Objective
Present the lines from the start of the records through the line containing "add-reference-button[interactable]: Add a" as a Markdown table with the columns No. and Line, numbering each row and leaving out blank lines.

Element-and-box listings
===============

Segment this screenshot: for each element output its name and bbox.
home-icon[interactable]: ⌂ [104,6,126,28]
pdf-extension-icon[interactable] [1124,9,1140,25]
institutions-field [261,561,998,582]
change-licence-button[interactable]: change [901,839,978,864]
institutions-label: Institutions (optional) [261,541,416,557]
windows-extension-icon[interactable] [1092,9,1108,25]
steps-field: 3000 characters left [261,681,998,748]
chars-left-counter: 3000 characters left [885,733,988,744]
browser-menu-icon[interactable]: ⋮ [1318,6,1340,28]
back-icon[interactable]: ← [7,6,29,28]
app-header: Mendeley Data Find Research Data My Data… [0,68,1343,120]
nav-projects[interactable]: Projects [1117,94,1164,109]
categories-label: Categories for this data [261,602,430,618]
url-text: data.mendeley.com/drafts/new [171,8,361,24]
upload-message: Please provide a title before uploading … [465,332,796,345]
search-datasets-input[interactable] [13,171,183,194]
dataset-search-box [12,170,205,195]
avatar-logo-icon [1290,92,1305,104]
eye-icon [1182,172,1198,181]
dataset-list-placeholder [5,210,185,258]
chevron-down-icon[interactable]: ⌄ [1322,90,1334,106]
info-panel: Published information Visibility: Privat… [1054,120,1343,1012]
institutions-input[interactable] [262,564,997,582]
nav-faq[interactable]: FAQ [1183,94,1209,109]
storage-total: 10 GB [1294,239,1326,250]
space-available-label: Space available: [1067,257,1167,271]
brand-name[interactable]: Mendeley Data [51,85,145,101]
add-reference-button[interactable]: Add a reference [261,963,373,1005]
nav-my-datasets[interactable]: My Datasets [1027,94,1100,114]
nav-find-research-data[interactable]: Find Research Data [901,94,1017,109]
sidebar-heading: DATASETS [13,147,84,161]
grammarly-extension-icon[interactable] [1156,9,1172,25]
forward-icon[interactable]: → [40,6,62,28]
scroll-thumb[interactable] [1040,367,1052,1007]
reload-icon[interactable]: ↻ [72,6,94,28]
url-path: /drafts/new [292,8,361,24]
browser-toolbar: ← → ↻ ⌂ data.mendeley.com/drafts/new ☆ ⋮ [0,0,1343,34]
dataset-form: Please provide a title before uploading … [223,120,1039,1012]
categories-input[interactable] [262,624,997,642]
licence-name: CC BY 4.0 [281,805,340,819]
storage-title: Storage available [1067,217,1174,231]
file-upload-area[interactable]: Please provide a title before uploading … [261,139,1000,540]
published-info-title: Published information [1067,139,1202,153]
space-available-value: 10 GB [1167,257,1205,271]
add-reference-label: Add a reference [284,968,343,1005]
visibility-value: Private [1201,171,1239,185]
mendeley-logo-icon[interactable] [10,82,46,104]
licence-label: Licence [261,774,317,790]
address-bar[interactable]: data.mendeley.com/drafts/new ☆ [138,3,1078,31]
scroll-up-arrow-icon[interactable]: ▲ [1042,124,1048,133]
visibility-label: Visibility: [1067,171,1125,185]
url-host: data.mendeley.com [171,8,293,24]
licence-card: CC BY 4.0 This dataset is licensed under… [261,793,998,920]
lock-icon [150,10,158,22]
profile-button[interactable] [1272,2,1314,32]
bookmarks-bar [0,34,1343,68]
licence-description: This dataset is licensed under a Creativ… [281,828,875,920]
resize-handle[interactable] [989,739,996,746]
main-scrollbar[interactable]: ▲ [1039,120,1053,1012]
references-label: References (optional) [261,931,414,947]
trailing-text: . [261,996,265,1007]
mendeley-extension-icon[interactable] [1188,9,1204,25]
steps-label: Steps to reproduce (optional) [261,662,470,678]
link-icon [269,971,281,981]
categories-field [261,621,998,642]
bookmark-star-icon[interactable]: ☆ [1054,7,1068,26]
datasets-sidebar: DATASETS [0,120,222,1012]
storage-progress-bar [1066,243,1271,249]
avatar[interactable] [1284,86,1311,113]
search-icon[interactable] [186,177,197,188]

===============

Solution to this task
| No. | Line |
|---|---|
| 1 | Segment this screenshot: for each element output its name and bbox. |
| 2 | home-icon[interactable]: ⌂ [104,6,126,28] |
| 3 | pdf-extension-icon[interactable] [1124,9,1140,25] |
| 4 | institutions-field [261,561,998,582] |
| 5 | change-licence-button[interactable]: change [901,839,978,864] |
| 6 | institutions-label: Institutions (optional) [261,541,416,557] |
| 7 | windows-extension-icon[interactable] [1092,9,1108,25] |
| 8 | steps-field: 3000 characters left [261,681,998,748] |
| 9 | chars-left-counter: 3000 characters left [885,733,988,744] |
| 10 | browser-menu-icon[interactable]: ⋮ [1318,6,1340,28] |
| 11 | back-icon[interactable]: ← [7,6,29,28] |
| 12 | app-header: Mendeley Data Find Research Data My Data… [0,68,1343,120] |
| 13 | nav-projects[interactable]: Projects [1117,94,1164,109] |
| 14 | categories-label: Categories for this data [261,602,430,618] |
| 15 | url-text: data.mendeley.com/drafts/new [171,8,361,24] |
| 16 | upload-message: Please provide a title before uploading … [465,332,796,345] |
| 17 | search-datasets-input[interactable] [13,171,183,194] |
| 18 | dataset-search-box [12,170,205,195] |
| 19 | avatar-logo-icon [1290,92,1305,104] |
| 20 | eye-icon [1182,172,1198,181] |
| 21 | dataset-list-placeholder [5,210,185,258] |
| 22 | chevron-down-icon[interactable]: ⌄ [1322,90,1334,106] |
| 23 | info-panel: Published information Visibility: Privat… [1054,120,1343,1012] |
| 24 | institutions-input[interactable] [262,564,997,582] |
| 25 | nav-faq[interactable]: FAQ [1183,94,1209,109] |
| 26 | storage-total: 10 GB [1294,239,1326,250] |
| 27 | space-available-label: Space available: [1067,257,1167,271] |
| 28 | brand-name[interactable]: Mendeley Data [51,85,145,101] |
| 29 | add-reference-button[interactable]: Add a reference [261,963,373,1005] |